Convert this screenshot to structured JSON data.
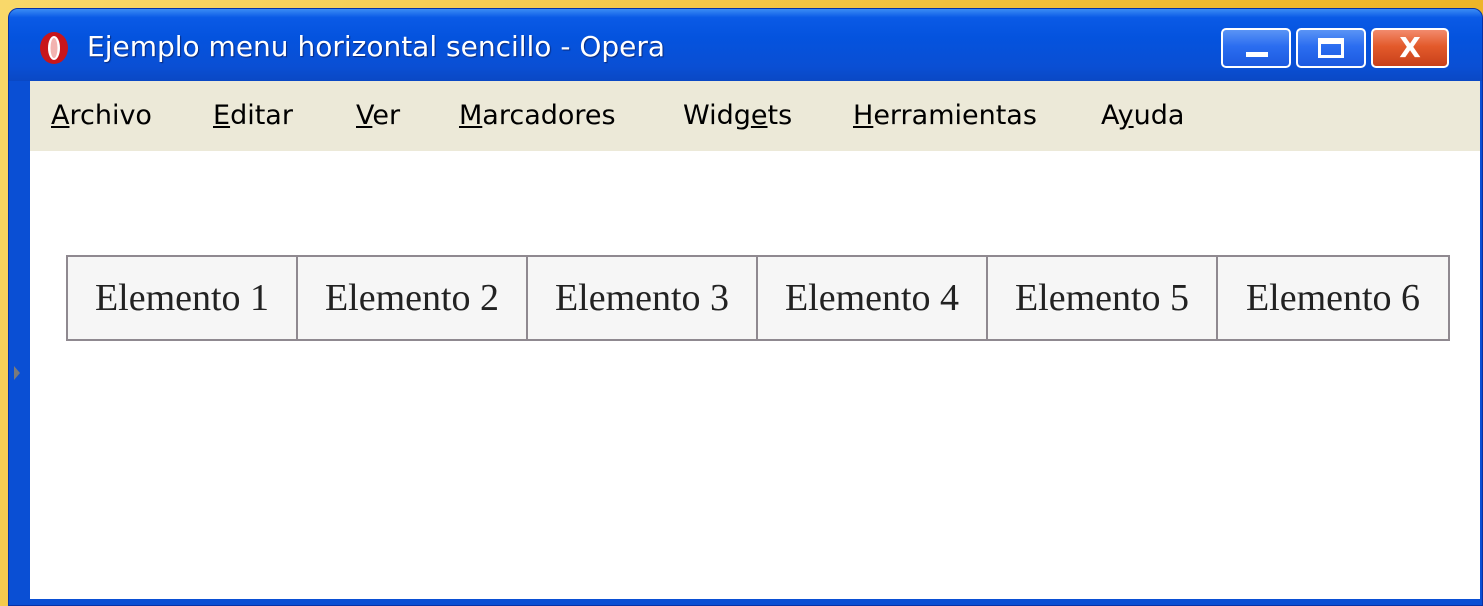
{
  "window": {
    "title": "Ejemplo menu horizontal sencillo - Opera",
    "icon": "opera-icon",
    "controls": {
      "minimize_icon": "minimize-icon",
      "maximize_icon": "maximize-icon",
      "close_label": "X"
    }
  },
  "menubar": {
    "items": [
      {
        "prefix": "",
        "accel": "A",
        "rest": "rchivo"
      },
      {
        "prefix": "",
        "accel": "E",
        "rest": "ditar"
      },
      {
        "prefix": "",
        "accel": "V",
        "rest": "er"
      },
      {
        "prefix": "",
        "accel": "M",
        "rest": "arcadores"
      },
      {
        "prefix": "Widg",
        "accel": "e",
        "rest": "ts"
      },
      {
        "prefix": "",
        "accel": "H",
        "rest": "erramientas"
      },
      {
        "prefix": "A",
        "accel": "y",
        "rest": "uda"
      }
    ]
  },
  "content": {
    "menu": [
      "Elemento 1",
      "Elemento 2",
      "Elemento 3",
      "Elemento 4",
      "Elemento 5",
      "Elemento 6"
    ]
  },
  "colors": {
    "titlebar": "#0a4fd4",
    "close_button": "#e35a2b",
    "menubar": "#ece9d8",
    "table_border": "#8f8990"
  }
}
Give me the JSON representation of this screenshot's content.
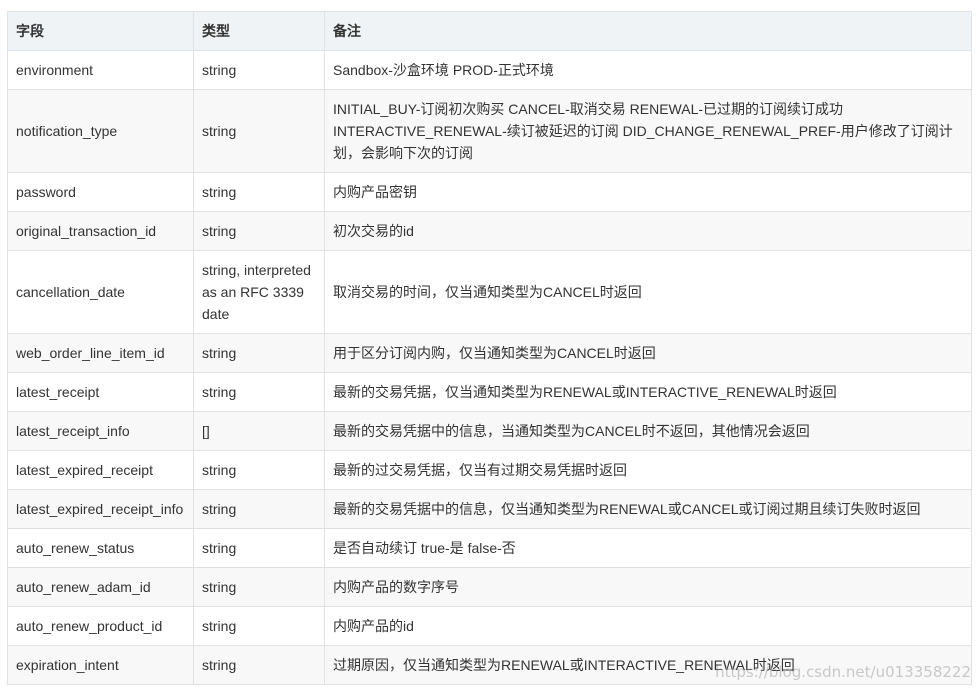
{
  "table": {
    "headers": [
      "字段",
      "类型",
      "备注"
    ],
    "rows": [
      {
        "field": "environment",
        "type": "string",
        "note": "Sandbox-沙盒环境 PROD-正式环境"
      },
      {
        "field": "notification_type",
        "type": "string",
        "note": "INITIAL_BUY-订阅初次购买 CANCEL-取消交易 RENEWAL-已过期的订阅续订成功 INTERACTIVE_RENEWAL-续订被延迟的订阅 DID_CHANGE_RENEWAL_PREF-用户修改了订阅计划，会影响下次的订阅"
      },
      {
        "field": "password",
        "type": "string",
        "note": "内购产品密钥"
      },
      {
        "field": "original_transaction_id",
        "type": "string",
        "note": "初次交易的id"
      },
      {
        "field": "cancellation_date",
        "type": "string, interpreted as an RFC 3339 date",
        "note": "取消交易的时间，仅当通知类型为CANCEL时返回"
      },
      {
        "field": "web_order_line_item_id",
        "type": "string",
        "note": "用于区分订阅内购，仅当通知类型为CANCEL时返回"
      },
      {
        "field": "latest_receipt",
        "type": "string",
        "note": "最新的交易凭据，仅当通知类型为RENEWAL或INTERACTIVE_RENEWAL时返回"
      },
      {
        "field": "latest_receipt_info",
        "type": "[]",
        "note": "最新的交易凭据中的信息，当通知类型为CANCEL时不返回，其他情况会返回"
      },
      {
        "field": "latest_expired_receipt",
        "type": "string",
        "note": "最新的过交易凭据，仅当有过期交易凭据时返回"
      },
      {
        "field": "latest_expired_receipt_info",
        "type": "string",
        "note": "最新的交易凭据中的信息，仅当通知类型为RENEWAL或CANCEL或订阅过期且续订失败时返回"
      },
      {
        "field": "auto_renew_status",
        "type": "string",
        "note": "是否自动续订 true-是 false-否"
      },
      {
        "field": "auto_renew_adam_id",
        "type": "string",
        "note": "内购产品的数字序号"
      },
      {
        "field": "auto_renew_product_id",
        "type": "string",
        "note": "内购产品的id"
      },
      {
        "field": "expiration_intent",
        "type": "string",
        "note": "过期原因，仅当通知类型为RENEWAL或INTERACTIVE_RENEWAL时返回"
      }
    ]
  },
  "watermark": "https://blog.csdn.net/u013358222"
}
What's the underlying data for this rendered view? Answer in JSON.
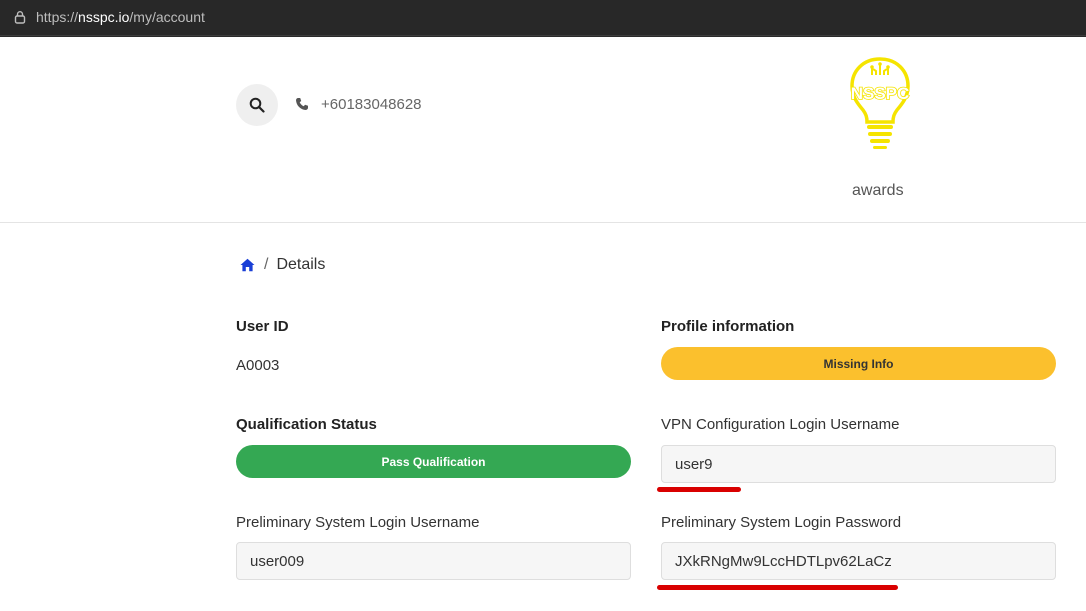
{
  "browser": {
    "url_scheme": "https://",
    "url_host": "nsspc.io",
    "url_path": "/my/account"
  },
  "header": {
    "phone": "+60183048628",
    "logo_text": "NSSPC",
    "nav_awards": "awards"
  },
  "breadcrumb": {
    "current": "Details"
  },
  "account": {
    "user_id_label": "User ID",
    "user_id_value": "A0003",
    "profile_label": "Profile information",
    "profile_status": "Missing Info",
    "qualification_label": "Qualification Status",
    "qualification_status": "Pass Qualification",
    "vpn_username_label": "VPN Configuration Login Username",
    "vpn_username_value": "user9",
    "prelim_username_label": "Preliminary System Login Username",
    "prelim_username_value": "user009",
    "prelim_password_label": "Preliminary System Login Password",
    "prelim_password_value": "JXkRNgMw9LccHDTLpv62LaCz"
  },
  "colors": {
    "pass": "#34a853",
    "missing": "#fbc02d",
    "annotation": "#d90000",
    "logo": "#f5e400",
    "home_icon": "#1a3fd6"
  },
  "icons": [
    "lock-icon",
    "search-icon",
    "phone-icon",
    "home-icon",
    "lightbulb-logo"
  ]
}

REQUIREMENTS
Give back all entries exactly. No pictures belong in the copy.

ANSWER TO THE EXERCISE
Convert this screenshot to structured JSON data.
{
  "window": {
    "title": "Ejemplo menu horizontal sencillo - Opera",
    "icon": "opera-icon",
    "controls": {
      "minimize_icon": "minimize-icon",
      "maximize_icon": "maximize-icon",
      "close_label": "X"
    }
  },
  "menubar": {
    "items": [
      {
        "prefix": "",
        "accel": "A",
        "rest": "rchivo"
      },
      {
        "prefix": "",
        "accel": "E",
        "rest": "ditar"
      },
      {
        "prefix": "",
        "accel": "V",
        "rest": "er"
      },
      {
        "prefix": "",
        "accel": "M",
        "rest": "arcadores"
      },
      {
        "prefix": "Widg",
        "accel": "e",
        "rest": "ts"
      },
      {
        "prefix": "",
        "accel": "H",
        "rest": "erramientas"
      },
      {
        "prefix": "A",
        "accel": "y",
        "rest": "uda"
      }
    ]
  },
  "content": {
    "menu": [
      "Elemento 1",
      "Elemento 2",
      "Elemento 3",
      "Elemento 4",
      "Elemento 5",
      "Elemento 6"
    ]
  },
  "colors": {
    "titlebar": "#0a4fd4",
    "close_button": "#e35a2b",
    "menubar": "#ece9d8",
    "table_border": "#8f8990"
  }
}
Give me the JSON representation of this screenshot's content.
{
  "table": {
    "headers": [
      "字段",
      "类型",
      "备注"
    ],
    "rows": [
      {
        "field": "environment",
        "type": "string",
        "note": "Sandbox-沙盒环境 PROD-正式环境"
      },
      {
        "field": "notification_type",
        "type": "string",
        "note": "INITIAL_BUY-订阅初次购买 CANCEL-取消交易 RENEWAL-已过期的订阅续订成功 INTERACTIVE_RENEWAL-续订被延迟的订阅 DID_CHANGE_RENEWAL_PREF-用户修改了订阅计划，会影响下次的订阅"
      },
      {
        "field": "password",
        "type": "string",
        "note": "内购产品密钥"
      },
      {
        "field": "original_transaction_id",
        "type": "string",
        "note": "初次交易的id"
      },
      {
        "field": "cancellation_date",
        "type": "string, interpreted as an RFC 3339 date",
        "note": "取消交易的时间，仅当通知类型为CANCEL时返回"
      },
      {
        "field": "web_order_line_item_id",
        "type": "string",
        "note": "用于区分订阅内购，仅当通知类型为CANCEL时返回"
      },
      {
        "field": "latest_receipt",
        "type": "string",
        "note": "最新的交易凭据，仅当通知类型为RENEWAL或INTERACTIVE_RENEWAL时返回"
      },
      {
        "field": "latest_receipt_info",
        "type": "[]",
        "note": "最新的交易凭据中的信息，当通知类型为CANCEL时不返回，其他情况会返回"
      },
      {
        "field": "latest_expired_receipt",
        "type": "string",
        "note": "最新的过交易凭据，仅当有过期交易凭据时返回"
      },
      {
        "field": "latest_expired_receipt_info",
        "type": "string",
        "note": "最新的交易凭据中的信息，仅当通知类型为RENEWAL或CANCEL或订阅过期且续订失败时返回"
      },
      {
        "field": "auto_renew_status",
        "type": "string",
        "note": "是否自动续订 true-是 false-否"
      },
      {
        "field": "auto_renew_adam_id",
        "type": "string",
        "note": "内购产品的数字序号"
      },
      {
        "field": "auto_renew_product_id",
        "type": "string",
        "note": "内购产品的id"
      },
      {
        "field": "expiration_intent",
        "type": "string",
        "note": "过期原因，仅当通知类型为RENEWAL或INTERACTIVE_RENEWAL时返回"
      }
    ]
  },
  "watermark": "https://blog.csdn.net/u013358222"
}
What's the underlying data for this rendered view? Answer in JSON.
{
  "browser": {
    "url_scheme": "https://",
    "url_host": "nsspc.io",
    "url_path": "/my/account"
  },
  "header": {
    "phone": "+60183048628",
    "logo_text": "NSSPC",
    "nav_awards": "awards"
  },
  "breadcrumb": {
    "current": "Details"
  },
  "account": {
    "user_id_label": "User ID",
    "user_id_value": "A0003",
    "profile_label": "Profile information",
    "profile_status": "Missing Info",
    "qualification_label": "Qualification Status",
    "qualification_status": "Pass Qualification",
    "vpn_username_label": "VPN Configuration Login Username",
    "vpn_username_value": "user9",
    "prelim_username_label": "Preliminary System Login Username",
    "prelim_username_value": "user009",
    "prelim_password_label": "Preliminary System Login Password",
    "prelim_password_value": "JXkRNgMw9LccHDTLpv62LaCz"
  },
  "colors": {
    "pass": "#34a853",
    "missing": "#fbc02d",
    "annotation": "#d90000",
    "logo": "#f5e400",
    "home_icon": "#1a3fd6"
  },
  "icons": [
    "lock-icon",
    "search-icon",
    "phone-icon",
    "home-icon",
    "lightbulb-logo"
  ]
}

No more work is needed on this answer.